Dataset items:
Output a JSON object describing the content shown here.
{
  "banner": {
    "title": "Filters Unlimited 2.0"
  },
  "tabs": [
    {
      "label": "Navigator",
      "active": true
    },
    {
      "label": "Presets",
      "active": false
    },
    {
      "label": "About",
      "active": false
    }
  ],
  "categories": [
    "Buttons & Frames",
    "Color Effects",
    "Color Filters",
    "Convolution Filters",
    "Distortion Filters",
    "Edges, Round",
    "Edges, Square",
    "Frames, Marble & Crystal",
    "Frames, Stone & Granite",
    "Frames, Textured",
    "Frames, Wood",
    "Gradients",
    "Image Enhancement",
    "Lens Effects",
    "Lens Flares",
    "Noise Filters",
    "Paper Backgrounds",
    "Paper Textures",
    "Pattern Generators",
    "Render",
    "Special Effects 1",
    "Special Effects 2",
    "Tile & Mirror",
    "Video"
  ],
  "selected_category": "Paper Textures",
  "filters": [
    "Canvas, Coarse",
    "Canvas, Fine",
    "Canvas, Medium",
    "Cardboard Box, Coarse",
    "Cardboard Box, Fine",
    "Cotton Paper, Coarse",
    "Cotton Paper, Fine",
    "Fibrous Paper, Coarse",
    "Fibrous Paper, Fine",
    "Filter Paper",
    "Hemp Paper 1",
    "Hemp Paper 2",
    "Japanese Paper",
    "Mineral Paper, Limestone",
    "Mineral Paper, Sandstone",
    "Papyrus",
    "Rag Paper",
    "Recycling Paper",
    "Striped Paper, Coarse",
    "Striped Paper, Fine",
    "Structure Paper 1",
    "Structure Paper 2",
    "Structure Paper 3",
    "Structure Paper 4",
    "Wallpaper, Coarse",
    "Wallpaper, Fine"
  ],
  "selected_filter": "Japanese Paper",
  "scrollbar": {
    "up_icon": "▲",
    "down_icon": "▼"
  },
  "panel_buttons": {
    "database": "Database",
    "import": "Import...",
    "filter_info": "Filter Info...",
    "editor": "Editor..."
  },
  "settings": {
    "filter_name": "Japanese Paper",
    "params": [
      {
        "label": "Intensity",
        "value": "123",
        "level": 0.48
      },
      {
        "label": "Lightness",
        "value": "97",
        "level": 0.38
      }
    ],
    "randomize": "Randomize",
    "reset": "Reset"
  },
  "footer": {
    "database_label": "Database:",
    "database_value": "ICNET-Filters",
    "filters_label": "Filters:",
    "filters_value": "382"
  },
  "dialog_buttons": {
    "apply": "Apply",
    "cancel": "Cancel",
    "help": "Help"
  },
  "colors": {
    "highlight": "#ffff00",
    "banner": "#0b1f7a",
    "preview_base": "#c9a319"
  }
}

■ Short task: List each line of the entries that holds the string "Coarse".

■ Full answer:
    "Canvas, Coarse",
    "Cardboard Box, Coarse",
    "Cotton Paper, Coarse",
    "Fibrous Paper, Coarse",
    "Striped Paper, Coarse",
    "Wallpaper, Coarse",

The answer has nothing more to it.